▸ **MATERIAL PROVIDED**
[Start]
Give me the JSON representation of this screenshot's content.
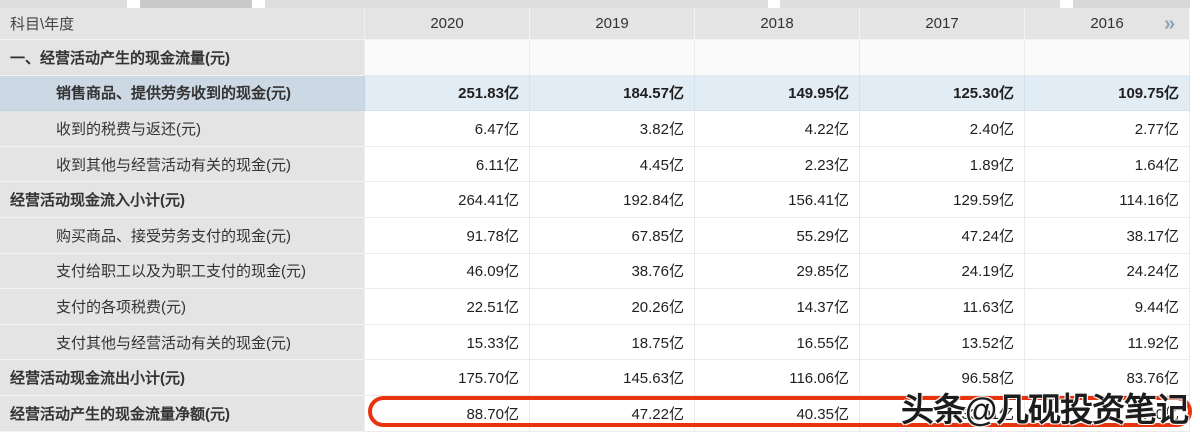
{
  "table": {
    "corner_label": "科目\\年度",
    "years": [
      "2020",
      "2019",
      "2018",
      "2017",
      "2016"
    ],
    "pager_icon": "»",
    "rows": [
      {
        "label": "一、经营活动产生的现金流量(元)",
        "style": "section",
        "values": [
          "",
          "",
          "",
          "",
          ""
        ]
      },
      {
        "label": "销售商品、提供劳务收到的现金(元)",
        "style": "highlight",
        "values": [
          "251.83亿",
          "184.57亿",
          "149.95亿",
          "125.30亿",
          "109.75亿"
        ]
      },
      {
        "label": "收到的税费与返还(元)",
        "style": "item",
        "values": [
          "6.47亿",
          "3.82亿",
          "4.22亿",
          "2.40亿",
          "2.77亿"
        ]
      },
      {
        "label": "收到其他与经营活动有关的现金(元)",
        "style": "item",
        "values": [
          "6.11亿",
          "4.45亿",
          "2.23亿",
          "1.89亿",
          "1.64亿"
        ]
      },
      {
        "label": "经营活动现金流入小计(元)",
        "style": "subtotal",
        "values": [
          "264.41亿",
          "192.84亿",
          "156.41亿",
          "129.59亿",
          "114.16亿"
        ]
      },
      {
        "label": "购买商品、接受劳务支付的现金(元)",
        "style": "item",
        "values": [
          "91.78亿",
          "67.85亿",
          "55.29亿",
          "47.24亿",
          "38.17亿"
        ]
      },
      {
        "label": "支付给职工以及为职工支付的现金(元)",
        "style": "item",
        "values": [
          "46.09亿",
          "38.76亿",
          "29.85亿",
          "24.19亿",
          "24.24亿"
        ]
      },
      {
        "label": "支付的各项税费(元)",
        "style": "item",
        "values": [
          "22.51亿",
          "20.26亿",
          "14.37亿",
          "11.63亿",
          "9.44亿"
        ]
      },
      {
        "label": "支付其他与经营活动有关的现金(元)",
        "style": "item",
        "values": [
          "15.33亿",
          "18.75亿",
          "16.55亿",
          "13.52亿",
          "11.92亿"
        ]
      },
      {
        "label": "经营活动现金流出小计(元)",
        "style": "subtotal",
        "values": [
          "175.70亿",
          "145.63亿",
          "116.06亿",
          "96.58亿",
          "83.76亿"
        ]
      },
      {
        "label": "经营活动产生的现金流量净额(元)",
        "style": "subtotal",
        "values": [
          "88.70亿",
          "47.22亿",
          "40.35亿",
          "33.01亿",
          "30.40亿"
        ]
      }
    ]
  },
  "watermark": {
    "text": "头条@几砚投资笔记"
  },
  "colors": {
    "annotation_red": "#e8340e",
    "header_bg": "#e4e4e4",
    "highlight_label_bg": "#ccd9e5",
    "highlight_row_bg": "#e2ecf5",
    "pager_icon_color": "#8fa4b8"
  }
}
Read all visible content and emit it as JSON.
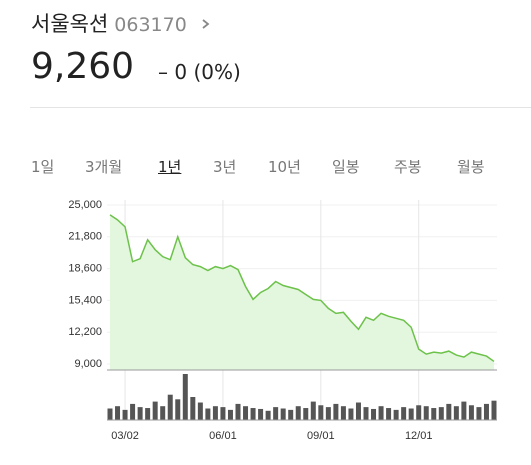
{
  "header": {
    "name": "서울옥션",
    "code": "063170",
    "price": "9,260",
    "change_sign": "–",
    "change": "0 (0%)"
  },
  "tabs": [
    "1일",
    "3개월",
    "1년",
    "3년",
    "10년",
    "일봉",
    "주봉",
    "월봉"
  ],
  "chart_data": {
    "type": "area",
    "x": [
      null,
      null,
      "03/02",
      null,
      null,
      null,
      null,
      null,
      null,
      null,
      null,
      null,
      null,
      null,
      null,
      "06/01",
      null,
      null,
      null,
      null,
      null,
      null,
      null,
      null,
      null,
      null,
      null,
      null,
      "09/01",
      null,
      null,
      null,
      null,
      null,
      null,
      null,
      null,
      null,
      null,
      null,
      null,
      "12/01",
      null,
      null,
      null,
      null,
      null,
      null,
      null,
      null,
      null,
      null
    ],
    "series": [
      {
        "name": "서울옥션",
        "color": "#6cc24a",
        "values": [
          24000,
          23500,
          22800,
          19300,
          19600,
          21500,
          20500,
          19800,
          19500,
          21800,
          19700,
          19000,
          18800,
          18400,
          18800,
          18600,
          18900,
          18500,
          16800,
          15500,
          16200,
          16600,
          17300,
          16900,
          16700,
          16500,
          16000,
          15500,
          15400,
          14600,
          14100,
          14200,
          13300,
          12500,
          13700,
          13400,
          14100,
          13800,
          13600,
          13400,
          12700,
          10500,
          10000,
          10200,
          10100,
          10300,
          9900,
          9700,
          10200,
          10000,
          9800,
          9260
        ]
      }
    ],
    "ylim": [
      8400,
      25500
    ],
    "yticks": [
      {
        "value": 25000,
        "label": "25,000"
      },
      {
        "value": 21800,
        "label": "21,800"
      },
      {
        "value": 18600,
        "label": "18,600"
      },
      {
        "value": 15400,
        "label": "15,400"
      },
      {
        "value": 12200,
        "label": "12,200"
      },
      {
        "value": 9000,
        "label": "9,000"
      }
    ],
    "volume": {
      "color": "#555555",
      "ylim": [
        0,
        100
      ],
      "values": [
        25,
        30,
        22,
        35,
        28,
        26,
        40,
        30,
        55,
        45,
        100,
        50,
        38,
        25,
        30,
        28,
        22,
        35,
        30,
        26,
        24,
        20,
        28,
        25,
        22,
        30,
        26,
        40,
        32,
        28,
        35,
        30,
        25,
        38,
        28,
        24,
        30,
        26,
        22,
        28,
        25,
        32,
        30,
        26,
        28,
        35,
        30,
        40,
        32,
        28,
        35,
        42
      ]
    },
    "grid": true
  }
}
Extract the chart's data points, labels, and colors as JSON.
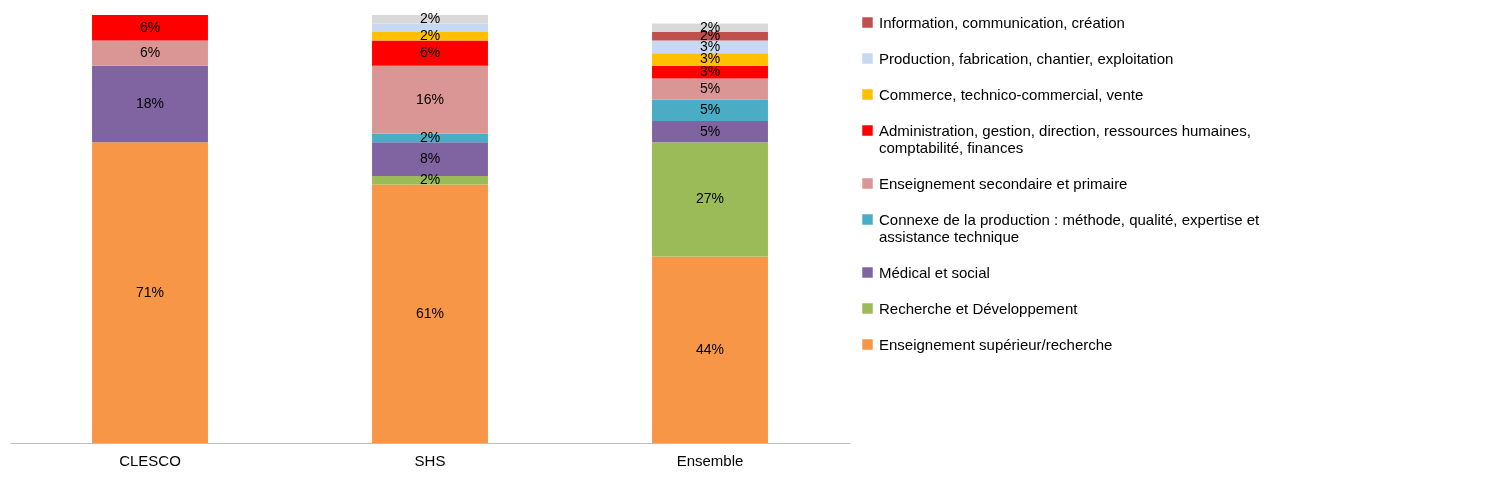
{
  "chart_data": {
    "type": "bar",
    "stacked": true,
    "categories": [
      "CLESCO",
      "SHS",
      "Ensemble"
    ],
    "legend": "right",
    "tick_labels": "x",
    "grid": false,
    "series": [
      {
        "name": "Enseignement supérieur/recherche",
        "color": "#f79646",
        "values": [
          71,
          61,
          44
        ],
        "value_labels": [
          "71%",
          "61%",
          "44%"
        ]
      },
      {
        "name": "Recherche et Développement",
        "color": "#9bbb59",
        "values": [
          null,
          2,
          27
        ],
        "value_labels": [
          null,
          "2%",
          "27%"
        ]
      },
      {
        "name": "Médical et social",
        "color": "#8064a2",
        "values": [
          18,
          8,
          5
        ],
        "value_labels": [
          "18%",
          "8%",
          "5%"
        ]
      },
      {
        "name": "Connexe de la production : méthode, qualité, expertise et assistance technique",
        "color": "#4bacc6",
        "values": [
          null,
          2,
          5
        ],
        "value_labels": [
          null,
          "2%",
          "5%"
        ]
      },
      {
        "name": "Enseignement secondaire et primaire",
        "color": "#da9694",
        "values": [
          6,
          16,
          5
        ],
        "value_labels": [
          "6%",
          "16%",
          "5%"
        ]
      },
      {
        "name": "Administration, gestion, direction, ressources humaines, comptabilité, finances",
        "color": "#ff0000",
        "values": [
          6,
          6,
          3
        ],
        "value_labels": [
          "6%",
          "6%",
          "3%"
        ]
      },
      {
        "name": "Commerce, technico-commercial, vente",
        "color": "#ffc000",
        "values": [
          null,
          2,
          3
        ],
        "value_labels": [
          null,
          "2%",
          "3%"
        ]
      },
      {
        "name": "Production, fabrication, chantier, exploitation",
        "color": "#c6d9f1",
        "values": [
          null,
          2,
          3
        ],
        "value_labels": [
          null,
          null,
          "3%"
        ]
      },
      {
        "name": "Information, communication, création",
        "color": "#c0504d",
        "values": [
          null,
          null,
          2
        ],
        "value_labels": [
          null,
          null,
          "2%"
        ]
      },
      {
        "color": "#d9d9d9",
        "values": [
          null,
          2,
          2
        ],
        "value_labels": [
          null,
          "2%",
          "2%"
        ]
      }
    ]
  }
}
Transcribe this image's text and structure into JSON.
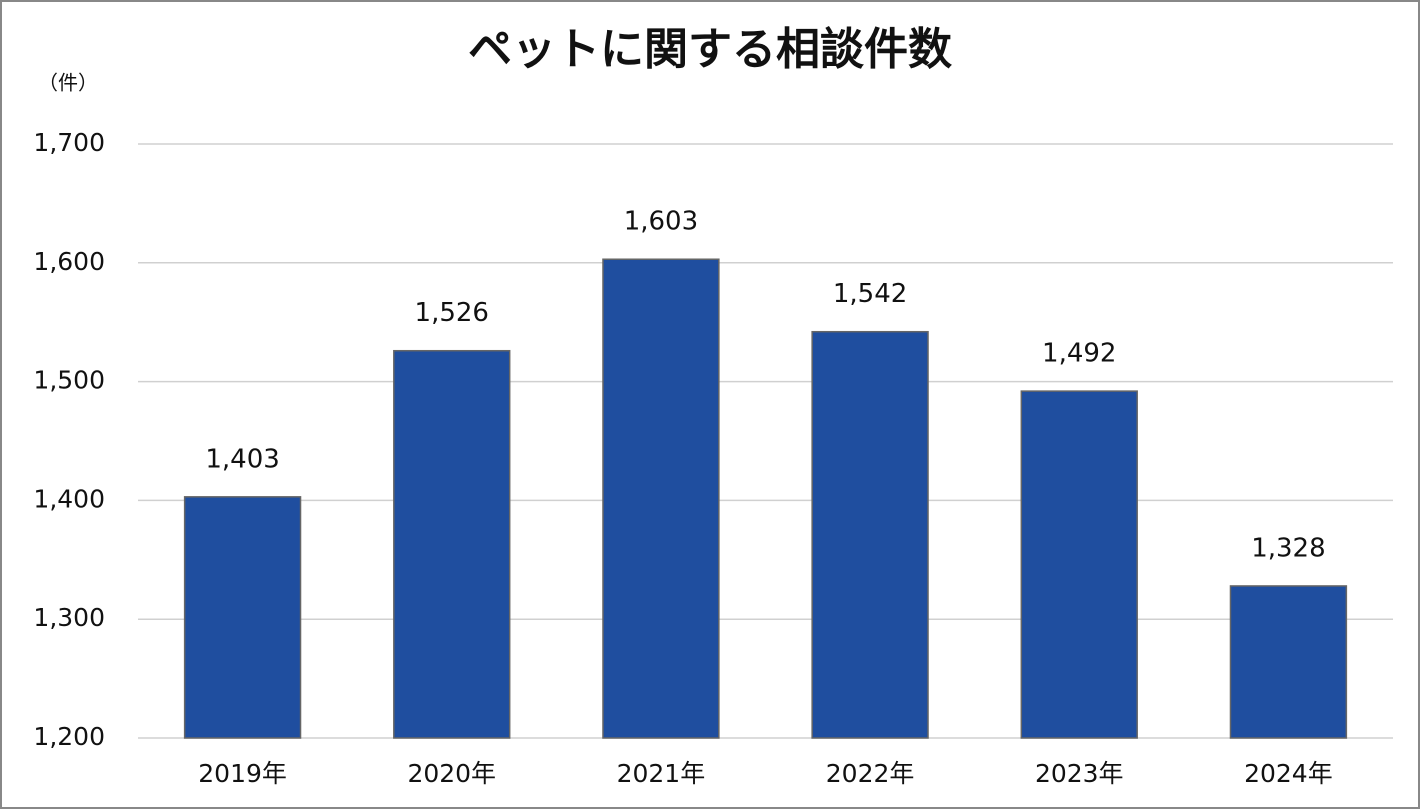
[End]
▸ **SHORT PROBLEM**
Are you able to set down all the lines above exactly, without any pictures?

▸ **FULL ANSWER**
Give me the JSON representation of this screenshot's content.
{
  "table": {
    "corner_label": "科目\\年度",
    "years": [
      "2020",
      "2019",
      "2018",
      "2017",
      "2016"
    ],
    "pager_icon": "»",
    "rows": [
      {
        "label": "一、经营活动产生的现金流量(元)",
        "style": "section",
        "values": [
          "",
          "",
          "",
          "",
          ""
        ]
      },
      {
        "label": "销售商品、提供劳务收到的现金(元)",
        "style": "highlight",
        "values": [
          "251.83亿",
          "184.57亿",
          "149.95亿",
          "125.30亿",
          "109.75亿"
        ]
      },
      {
        "label": "收到的税费与返还(元)",
        "style": "item",
        "values": [
          "6.47亿",
          "3.82亿",
          "4.22亿",
          "2.40亿",
          "2.77亿"
        ]
      },
      {
        "label": "收到其他与经营活动有关的现金(元)",
        "style": "item",
        "values": [
          "6.11亿",
          "4.45亿",
          "2.23亿",
          "1.89亿",
          "1.64亿"
        ]
      },
      {
        "label": "经营活动现金流入小计(元)",
        "style": "subtotal",
        "values": [
          "264.41亿",
          "192.84亿",
          "156.41亿",
          "129.59亿",
          "114.16亿"
        ]
      },
      {
        "label": "购买商品、接受劳务支付的现金(元)",
        "style": "item",
        "values": [
          "91.78亿",
          "67.85亿",
          "55.29亿",
          "47.24亿",
          "38.17亿"
        ]
      },
      {
        "label": "支付给职工以及为职工支付的现金(元)",
        "style": "item",
        "values": [
          "46.09亿",
          "38.76亿",
          "29.85亿",
          "24.19亿",
          "24.24亿"
        ]
      },
      {
        "label": "支付的各项税费(元)",
        "style": "item",
        "values": [
          "22.51亿",
          "20.26亿",
          "14.37亿",
          "11.63亿",
          "9.44亿"
        ]
      },
      {
        "label": "支付其他与经营活动有关的现金(元)",
        "style": "item",
        "values": [
          "15.33亿",
          "18.75亿",
          "16.55亿",
          "13.52亿",
          "11.92亿"
        ]
      },
      {
        "label": "经营活动现金流出小计(元)",
        "style": "subtotal",
        "values": [
          "175.70亿",
          "145.63亿",
          "116.06亿",
          "96.58亿",
          "83.76亿"
        ]
      },
      {
        "label": "经营活动产生的现金流量净额(元)",
        "style": "subtotal",
        "values": [
          "88.70亿",
          "47.22亿",
          "40.35亿",
          "33.01亿",
          "30.40亿"
        ]
      }
    ]
  },
  "watermark": {
    "text": "头条@几砚投资笔记"
  },
  "colors": {
    "annotation_red": "#e8340e",
    "header_bg": "#e4e4e4",
    "highlight_label_bg": "#ccd9e5",
    "highlight_row_bg": "#e2ecf5",
    "pager_icon_color": "#8fa4b8"
  }
}
Read all visible content and emit it as JSON.
{
  "header": {
    "name": "서울옥션",
    "code": "063170",
    "price": "9,260",
    "change_sign": "–",
    "change": "0 (0%)"
  },
  "tabs": [
    "1일",
    "3개월",
    "1년",
    "3년",
    "10년",
    "일봉",
    "주봉",
    "월봉"
  ],
  "chart_data": {
    "type": "area",
    "x": [
      null,
      null,
      "03/02",
      null,
      null,
      null,
      null,
      null,
      null,
      null,
      null,
      null,
      null,
      null,
      null,
      "06/01",
      null,
      null,
      null,
      null,
      null,
      null,
      null,
      null,
      null,
      null,
      null,
      null,
      "09/01",
      null,
      null,
      null,
      null,
      null,
      null,
      null,
      null,
      null,
      null,
      null,
      null,
      "12/01",
      null,
      null,
      null,
      null,
      null,
      null,
      null,
      null,
      null,
      null
    ],
    "series": [
      {
        "name": "서울옥션",
        "color": "#6cc24a",
        "values": [
          24000,
          23500,
          22800,
          19300,
          19600,
          21500,
          20500,
          19800,
          19500,
          21800,
          19700,
          19000,
          18800,
          18400,
          18800,
          18600,
          18900,
          18500,
          16800,
          15500,
          16200,
          16600,
          17300,
          16900,
          16700,
          16500,
          16000,
          15500,
          15400,
          14600,
          14100,
          14200,
          13300,
          12500,
          13700,
          13400,
          14100,
          13800,
          13600,
          13400,
          12700,
          10500,
          10000,
          10200,
          10100,
          10300,
          9900,
          9700,
          10200,
          10000,
          9800,
          9260
        ]
      }
    ],
    "ylim": [
      8400,
      25500
    ],
    "yticks": [
      {
        "value": 25000,
        "label": "25,000"
      },
      {
        "value": 21800,
        "label": "21,800"
      },
      {
        "value": 18600,
        "label": "18,600"
      },
      {
        "value": 15400,
        "label": "15,400"
      },
      {
        "value": 12200,
        "label": "12,200"
      },
      {
        "value": 9000,
        "label": "9,000"
      }
    ],
    "volume": {
      "color": "#555555",
      "ylim": [
        0,
        100
      ],
      "values": [
        25,
        30,
        22,
        35,
        28,
        26,
        40,
        30,
        55,
        45,
        100,
        50,
        38,
        25,
        30,
        28,
        22,
        35,
        30,
        26,
        24,
        20,
        28,
        25,
        22,
        30,
        26,
        40,
        32,
        28,
        35,
        30,
        25,
        38,
        28,
        24,
        30,
        26,
        22,
        28,
        25,
        32,
        30,
        26,
        28,
        35,
        30,
        40,
        32,
        28,
        35,
        42
      ]
    },
    "grid": true
  }
}
Extract the chart's data points, labels, and colors as JSON.
{
  "chart_data": {
    "type": "bar",
    "stacked": true,
    "categories": [
      "CLESCO",
      "SHS",
      "Ensemble"
    ],
    "legend": "right",
    "tick_labels": "x",
    "grid": false,
    "series": [
      {
        "name": "Enseignement supérieur/recherche",
        "color": "#f79646",
        "values": [
          71,
          61,
          44
        ],
        "value_labels": [
          "71%",
          "61%",
          "44%"
        ]
      },
      {
        "name": "Recherche et Développement",
        "color": "#9bbb59",
        "values": [
          null,
          2,
          27
        ],
        "value_labels": [
          null,
          "2%",
          "27%"
        ]
      },
      {
        "name": "Médical et social",
        "color": "#8064a2",
        "values": [
          18,
          8,
          5
        ],
        "value_labels": [
          "18%",
          "8%",
          "5%"
        ]
      },
      {
        "name": "Connexe de la production : méthode, qualité, expertise et assistance technique",
        "color": "#4bacc6",
        "values": [
          null,
          2,
          5
        ],
        "value_labels": [
          null,
          "2%",
          "5%"
        ]
      },
      {
        "name": "Enseignement secondaire et primaire",
        "color": "#da9694",
        "values": [
          6,
          16,
          5
        ],
        "value_labels": [
          "6%",
          "16%",
          "5%"
        ]
      },
      {
        "name": "Administration, gestion, direction, ressources humaines, comptabilité, finances",
        "color": "#ff0000",
        "values": [
          6,
          6,
          3
        ],
        "value_labels": [
          "6%",
          "6%",
          "3%"
        ]
      },
      {
        "name": "Commerce, technico-commercial, vente",
        "color": "#ffc000",
        "values": [
          null,
          2,
          3
        ],
        "value_labels": [
          null,
          "2%",
          "3%"
        ]
      },
      {
        "name": "Production, fabrication, chantier, exploitation",
        "color": "#c6d9f1",
        "values": [
          null,
          2,
          3
        ],
        "value_labels": [
          null,
          null,
          "3%"
        ]
      },
      {
        "name": "Information, communication, création",
        "color": "#c0504d",
        "values": [
          null,
          null,
          2
        ],
        "value_labels": [
          null,
          null,
          "2%"
        ]
      },
      {
        "color": "#d9d9d9",
        "values": [
          null,
          2,
          2
        ],
        "value_labels": [
          null,
          "2%",
          "2%"
        ]
      }
    ]
  }
}
Transcribe this image's text and structure into JSON.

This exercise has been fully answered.